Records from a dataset
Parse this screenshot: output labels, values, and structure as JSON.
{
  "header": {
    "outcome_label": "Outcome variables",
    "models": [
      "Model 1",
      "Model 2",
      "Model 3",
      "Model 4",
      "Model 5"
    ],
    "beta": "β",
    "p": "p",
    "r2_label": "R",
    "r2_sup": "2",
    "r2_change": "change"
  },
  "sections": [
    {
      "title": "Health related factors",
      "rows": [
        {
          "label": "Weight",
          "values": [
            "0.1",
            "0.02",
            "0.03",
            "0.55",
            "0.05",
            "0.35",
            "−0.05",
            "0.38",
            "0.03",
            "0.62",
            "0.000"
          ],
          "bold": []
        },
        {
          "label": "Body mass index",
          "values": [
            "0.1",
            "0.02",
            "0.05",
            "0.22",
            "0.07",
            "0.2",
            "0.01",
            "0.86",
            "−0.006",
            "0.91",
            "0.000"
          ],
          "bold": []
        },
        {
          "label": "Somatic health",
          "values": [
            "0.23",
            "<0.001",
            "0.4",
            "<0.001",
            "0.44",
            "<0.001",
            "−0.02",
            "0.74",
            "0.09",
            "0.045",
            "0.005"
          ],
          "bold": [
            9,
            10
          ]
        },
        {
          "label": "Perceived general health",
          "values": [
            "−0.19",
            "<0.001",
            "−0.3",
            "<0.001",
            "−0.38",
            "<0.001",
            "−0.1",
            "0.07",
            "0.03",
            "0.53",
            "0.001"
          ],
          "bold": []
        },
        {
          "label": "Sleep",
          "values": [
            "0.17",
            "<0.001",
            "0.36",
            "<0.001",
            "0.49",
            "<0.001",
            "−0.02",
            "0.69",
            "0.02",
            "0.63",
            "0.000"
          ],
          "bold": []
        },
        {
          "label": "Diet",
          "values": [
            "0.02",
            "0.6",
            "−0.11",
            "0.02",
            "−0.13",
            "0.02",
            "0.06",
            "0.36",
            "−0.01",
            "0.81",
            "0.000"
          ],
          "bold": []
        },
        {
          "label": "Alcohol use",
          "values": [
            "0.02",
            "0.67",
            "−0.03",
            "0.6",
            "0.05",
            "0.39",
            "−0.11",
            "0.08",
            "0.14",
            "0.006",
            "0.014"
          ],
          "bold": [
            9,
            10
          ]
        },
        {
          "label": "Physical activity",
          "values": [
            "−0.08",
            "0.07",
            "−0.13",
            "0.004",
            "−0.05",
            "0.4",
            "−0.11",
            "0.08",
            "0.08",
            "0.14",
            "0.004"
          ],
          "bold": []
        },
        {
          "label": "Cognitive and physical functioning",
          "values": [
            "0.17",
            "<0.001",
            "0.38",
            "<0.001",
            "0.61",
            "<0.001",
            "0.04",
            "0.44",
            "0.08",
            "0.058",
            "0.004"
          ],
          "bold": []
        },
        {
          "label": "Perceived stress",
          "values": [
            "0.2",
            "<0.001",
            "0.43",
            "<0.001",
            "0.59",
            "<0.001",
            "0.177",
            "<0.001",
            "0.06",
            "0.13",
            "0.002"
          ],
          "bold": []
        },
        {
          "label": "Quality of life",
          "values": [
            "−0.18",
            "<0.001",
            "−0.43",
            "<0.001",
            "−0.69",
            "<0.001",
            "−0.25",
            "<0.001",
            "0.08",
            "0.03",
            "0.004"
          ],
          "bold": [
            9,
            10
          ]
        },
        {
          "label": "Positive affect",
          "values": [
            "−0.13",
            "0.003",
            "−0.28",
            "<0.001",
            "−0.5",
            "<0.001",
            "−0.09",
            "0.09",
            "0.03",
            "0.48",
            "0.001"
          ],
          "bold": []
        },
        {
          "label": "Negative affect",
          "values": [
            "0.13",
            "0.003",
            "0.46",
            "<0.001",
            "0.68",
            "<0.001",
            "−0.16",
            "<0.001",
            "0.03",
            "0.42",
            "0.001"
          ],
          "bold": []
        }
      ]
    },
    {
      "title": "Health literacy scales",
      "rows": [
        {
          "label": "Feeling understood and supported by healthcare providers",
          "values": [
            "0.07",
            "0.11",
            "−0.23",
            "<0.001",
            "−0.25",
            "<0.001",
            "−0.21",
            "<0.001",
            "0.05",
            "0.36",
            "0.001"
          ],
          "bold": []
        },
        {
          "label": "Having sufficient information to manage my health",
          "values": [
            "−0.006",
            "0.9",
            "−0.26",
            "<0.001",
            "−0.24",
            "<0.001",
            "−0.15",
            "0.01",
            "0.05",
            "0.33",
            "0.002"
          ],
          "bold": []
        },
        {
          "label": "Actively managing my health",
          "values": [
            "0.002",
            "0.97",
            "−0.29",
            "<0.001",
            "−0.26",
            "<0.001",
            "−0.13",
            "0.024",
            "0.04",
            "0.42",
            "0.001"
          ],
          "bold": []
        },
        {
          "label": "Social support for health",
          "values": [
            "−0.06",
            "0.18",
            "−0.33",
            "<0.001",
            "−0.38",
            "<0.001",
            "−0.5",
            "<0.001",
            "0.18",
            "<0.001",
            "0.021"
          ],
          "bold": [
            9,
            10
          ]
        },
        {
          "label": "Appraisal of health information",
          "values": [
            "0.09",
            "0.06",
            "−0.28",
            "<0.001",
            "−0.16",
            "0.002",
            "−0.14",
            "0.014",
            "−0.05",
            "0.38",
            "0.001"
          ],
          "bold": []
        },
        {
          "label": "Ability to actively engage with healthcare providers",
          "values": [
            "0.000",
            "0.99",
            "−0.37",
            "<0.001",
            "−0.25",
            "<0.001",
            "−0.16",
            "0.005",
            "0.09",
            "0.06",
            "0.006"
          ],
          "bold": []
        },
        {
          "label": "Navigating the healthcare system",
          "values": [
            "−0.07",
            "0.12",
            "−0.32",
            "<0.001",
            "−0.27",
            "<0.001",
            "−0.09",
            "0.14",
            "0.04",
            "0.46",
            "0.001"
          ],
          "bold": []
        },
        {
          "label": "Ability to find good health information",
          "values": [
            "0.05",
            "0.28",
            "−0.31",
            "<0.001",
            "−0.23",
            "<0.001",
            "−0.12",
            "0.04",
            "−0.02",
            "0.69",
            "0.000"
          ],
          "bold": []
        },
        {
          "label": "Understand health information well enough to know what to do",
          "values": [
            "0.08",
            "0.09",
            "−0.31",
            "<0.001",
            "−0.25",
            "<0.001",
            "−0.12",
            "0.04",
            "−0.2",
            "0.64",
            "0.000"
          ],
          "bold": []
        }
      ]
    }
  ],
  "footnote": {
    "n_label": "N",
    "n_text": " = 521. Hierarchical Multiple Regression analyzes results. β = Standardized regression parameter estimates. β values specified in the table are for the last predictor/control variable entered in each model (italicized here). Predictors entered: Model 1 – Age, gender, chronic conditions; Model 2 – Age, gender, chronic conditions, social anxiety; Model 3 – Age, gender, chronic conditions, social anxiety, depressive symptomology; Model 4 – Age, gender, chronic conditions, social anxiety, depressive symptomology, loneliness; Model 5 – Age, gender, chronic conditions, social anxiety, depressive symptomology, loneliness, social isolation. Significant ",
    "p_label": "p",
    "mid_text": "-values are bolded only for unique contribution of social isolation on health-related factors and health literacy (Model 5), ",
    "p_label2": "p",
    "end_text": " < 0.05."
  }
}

WHAT TO PRODUCE
Your answer should be a single number: the count of lines in these records that hold the string "title".

EXERCISE SOLUTION
2